_Exercise_: With the images removed, repeat the data below exactly.

·····

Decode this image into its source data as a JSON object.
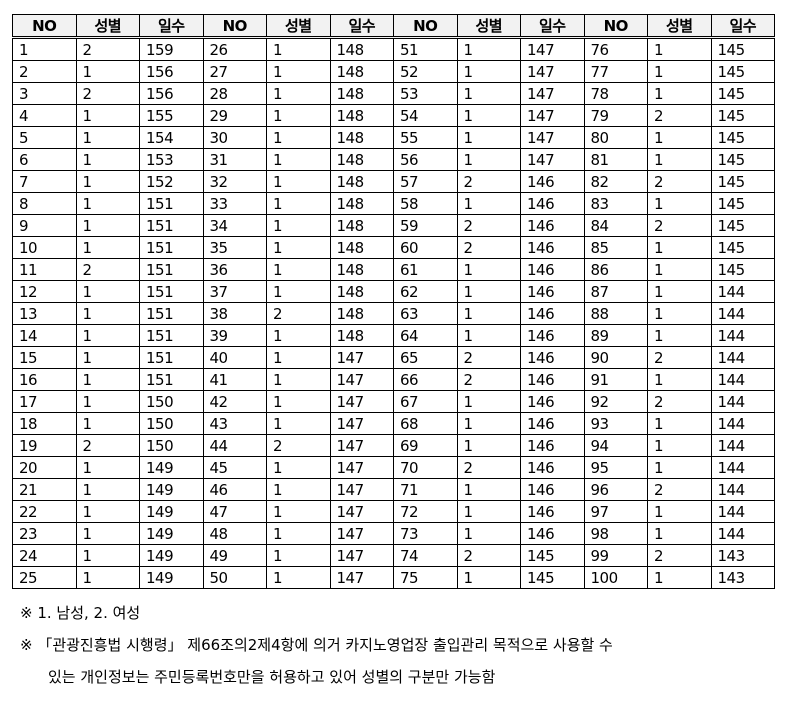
{
  "table": {
    "headers": [
      "NO",
      "성별",
      "일수"
    ],
    "records": [
      [
        1,
        2,
        159
      ],
      [
        2,
        1,
        156
      ],
      [
        3,
        2,
        156
      ],
      [
        4,
        1,
        155
      ],
      [
        5,
        1,
        154
      ],
      [
        6,
        1,
        153
      ],
      [
        7,
        1,
        152
      ],
      [
        8,
        1,
        151
      ],
      [
        9,
        1,
        151
      ],
      [
        10,
        1,
        151
      ],
      [
        11,
        2,
        151
      ],
      [
        12,
        1,
        151
      ],
      [
        13,
        1,
        151
      ],
      [
        14,
        1,
        151
      ],
      [
        15,
        1,
        151
      ],
      [
        16,
        1,
        151
      ],
      [
        17,
        1,
        150
      ],
      [
        18,
        1,
        150
      ],
      [
        19,
        2,
        150
      ],
      [
        20,
        1,
        149
      ],
      [
        21,
        1,
        149
      ],
      [
        22,
        1,
        149
      ],
      [
        23,
        1,
        149
      ],
      [
        24,
        1,
        149
      ],
      [
        25,
        1,
        149
      ],
      [
        26,
        1,
        148
      ],
      [
        27,
        1,
        148
      ],
      [
        28,
        1,
        148
      ],
      [
        29,
        1,
        148
      ],
      [
        30,
        1,
        148
      ],
      [
        31,
        1,
        148
      ],
      [
        32,
        1,
        148
      ],
      [
        33,
        1,
        148
      ],
      [
        34,
        1,
        148
      ],
      [
        35,
        1,
        148
      ],
      [
        36,
        1,
        148
      ],
      [
        37,
        1,
        148
      ],
      [
        38,
        2,
        148
      ],
      [
        39,
        1,
        148
      ],
      [
        40,
        1,
        147
      ],
      [
        41,
        1,
        147
      ],
      [
        42,
        1,
        147
      ],
      [
        43,
        1,
        147
      ],
      [
        44,
        2,
        147
      ],
      [
        45,
        1,
        147
      ],
      [
        46,
        1,
        147
      ],
      [
        47,
        1,
        147
      ],
      [
        48,
        1,
        147
      ],
      [
        49,
        1,
        147
      ],
      [
        50,
        1,
        147
      ],
      [
        51,
        1,
        147
      ],
      [
        52,
        1,
        147
      ],
      [
        53,
        1,
        147
      ],
      [
        54,
        1,
        147
      ],
      [
        55,
        1,
        147
      ],
      [
        56,
        1,
        147
      ],
      [
        57,
        2,
        146
      ],
      [
        58,
        1,
        146
      ],
      [
        59,
        2,
        146
      ],
      [
        60,
        2,
        146
      ],
      [
        61,
        1,
        146
      ],
      [
        62,
        1,
        146
      ],
      [
        63,
        1,
        146
      ],
      [
        64,
        1,
        146
      ],
      [
        65,
        2,
        146
      ],
      [
        66,
        2,
        146
      ],
      [
        67,
        1,
        146
      ],
      [
        68,
        1,
        146
      ],
      [
        69,
        1,
        146
      ],
      [
        70,
        2,
        146
      ],
      [
        71,
        1,
        146
      ],
      [
        72,
        1,
        146
      ],
      [
        73,
        1,
        146
      ],
      [
        74,
        2,
        145
      ],
      [
        75,
        1,
        145
      ],
      [
        76,
        1,
        145
      ],
      [
        77,
        1,
        145
      ],
      [
        78,
        1,
        145
      ],
      [
        79,
        2,
        145
      ],
      [
        80,
        1,
        145
      ],
      [
        81,
        1,
        145
      ],
      [
        82,
        2,
        145
      ],
      [
        83,
        1,
        145
      ],
      [
        84,
        2,
        145
      ],
      [
        85,
        1,
        145
      ],
      [
        86,
        1,
        145
      ],
      [
        87,
        1,
        144
      ],
      [
        88,
        1,
        144
      ],
      [
        89,
        1,
        144
      ],
      [
        90,
        2,
        144
      ],
      [
        91,
        1,
        144
      ],
      [
        92,
        2,
        144
      ],
      [
        93,
        1,
        144
      ],
      [
        94,
        1,
        144
      ],
      [
        95,
        1,
        144
      ],
      [
        96,
        2,
        144
      ],
      [
        97,
        1,
        144
      ],
      [
        98,
        1,
        144
      ],
      [
        99,
        2,
        143
      ],
      [
        100,
        1,
        143
      ]
    ]
  },
  "notes": {
    "legend": "※ 1. 남성,  2. 여성",
    "line1": "※  「관광진흥법 시행령」 제66조의2제4항에 의거 카지노영업장 출입관리 목적으로 사용할 수",
    "line2": "있는 개인정보는 주민등록번호만을 허용하고 있어 성별의 구분만 가능함"
  }
}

·····

_Task solution_:
Decode this image into its source data as a JSON object.
{
  "table": {
    "headers": [
      "NO",
      "성별",
      "일수"
    ],
    "records": [
      [
        1,
        2,
        159
      ],
      [
        2,
        1,
        156
      ],
      [
        3,
        2,
        156
      ],
      [
        4,
        1,
        155
      ],
      [
        5,
        1,
        154
      ],
      [
        6,
        1,
        153
      ],
      [
        7,
        1,
        152
      ],
      [
        8,
        1,
        151
      ],
      [
        9,
        1,
        151
      ],
      [
        10,
        1,
        151
      ],
      [
        11,
        2,
        151
      ],
      [
        12,
        1,
        151
      ],
      [
        13,
        1,
        151
      ],
      [
        14,
        1,
        151
      ],
      [
        15,
        1,
        151
      ],
      [
        16,
        1,
        151
      ],
      [
        17,
        1,
        150
      ],
      [
        18,
        1,
        150
      ],
      [
        19,
        2,
        150
      ],
      [
        20,
        1,
        149
      ],
      [
        21,
        1,
        149
      ],
      [
        22,
        1,
        149
      ],
      [
        23,
        1,
        149
      ],
      [
        24,
        1,
        149
      ],
      [
        25,
        1,
        149
      ],
      [
        26,
        1,
        148
      ],
      [
        27,
        1,
        148
      ],
      [
        28,
        1,
        148
      ],
      [
        29,
        1,
        148
      ],
      [
        30,
        1,
        148
      ],
      [
        31,
        1,
        148
      ],
      [
        32,
        1,
        148
      ],
      [
        33,
        1,
        148
      ],
      [
        34,
        1,
        148
      ],
      [
        35,
        1,
        148
      ],
      [
        36,
        1,
        148
      ],
      [
        37,
        1,
        148
      ],
      [
        38,
        2,
        148
      ],
      [
        39,
        1,
        148
      ],
      [
        40,
        1,
        147
      ],
      [
        41,
        1,
        147
      ],
      [
        42,
        1,
        147
      ],
      [
        43,
        1,
        147
      ],
      [
        44,
        2,
        147
      ],
      [
        45,
        1,
        147
      ],
      [
        46,
        1,
        147
      ],
      [
        47,
        1,
        147
      ],
      [
        48,
        1,
        147
      ],
      [
        49,
        1,
        147
      ],
      [
        50,
        1,
        147
      ],
      [
        51,
        1,
        147
      ],
      [
        52,
        1,
        147
      ],
      [
        53,
        1,
        147
      ],
      [
        54,
        1,
        147
      ],
      [
        55,
        1,
        147
      ],
      [
        56,
        1,
        147
      ],
      [
        57,
        2,
        146
      ],
      [
        58,
        1,
        146
      ],
      [
        59,
        2,
        146
      ],
      [
        60,
        2,
        146
      ],
      [
        61,
        1,
        146
      ],
      [
        62,
        1,
        146
      ],
      [
        63,
        1,
        146
      ],
      [
        64,
        1,
        146
      ],
      [
        65,
        2,
        146
      ],
      [
        66,
        2,
        146
      ],
      [
        67,
        1,
        146
      ],
      [
        68,
        1,
        146
      ],
      [
        69,
        1,
        146
      ],
      [
        70,
        2,
        146
      ],
      [
        71,
        1,
        146
      ],
      [
        72,
        1,
        146
      ],
      [
        73,
        1,
        146
      ],
      [
        74,
        2,
        145
      ],
      [
        75,
        1,
        145
      ],
      [
        76,
        1,
        145
      ],
      [
        77,
        1,
        145
      ],
      [
        78,
        1,
        145
      ],
      [
        79,
        2,
        145
      ],
      [
        80,
        1,
        145
      ],
      [
        81,
        1,
        145
      ],
      [
        82,
        2,
        145
      ],
      [
        83,
        1,
        145
      ],
      [
        84,
        2,
        145
      ],
      [
        85,
        1,
        145
      ],
      [
        86,
        1,
        145
      ],
      [
        87,
        1,
        144
      ],
      [
        88,
        1,
        144
      ],
      [
        89,
        1,
        144
      ],
      [
        90,
        2,
        144
      ],
      [
        91,
        1,
        144
      ],
      [
        92,
        2,
        144
      ],
      [
        93,
        1,
        144
      ],
      [
        94,
        1,
        144
      ],
      [
        95,
        1,
        144
      ],
      [
        96,
        2,
        144
      ],
      [
        97,
        1,
        144
      ],
      [
        98,
        1,
        144
      ],
      [
        99,
        2,
        143
      ],
      [
        100,
        1,
        143
      ]
    ]
  },
  "notes": {
    "legend": "※ 1. 남성,  2. 여성",
    "line1": "※  「관광진흥법 시행령」 제66조의2제4항에 의거 카지노영업장 출입관리 목적으로 사용할 수",
    "line2": "있는 개인정보는 주민등록번호만을 허용하고 있어 성별의 구분만 가능함"
  }
}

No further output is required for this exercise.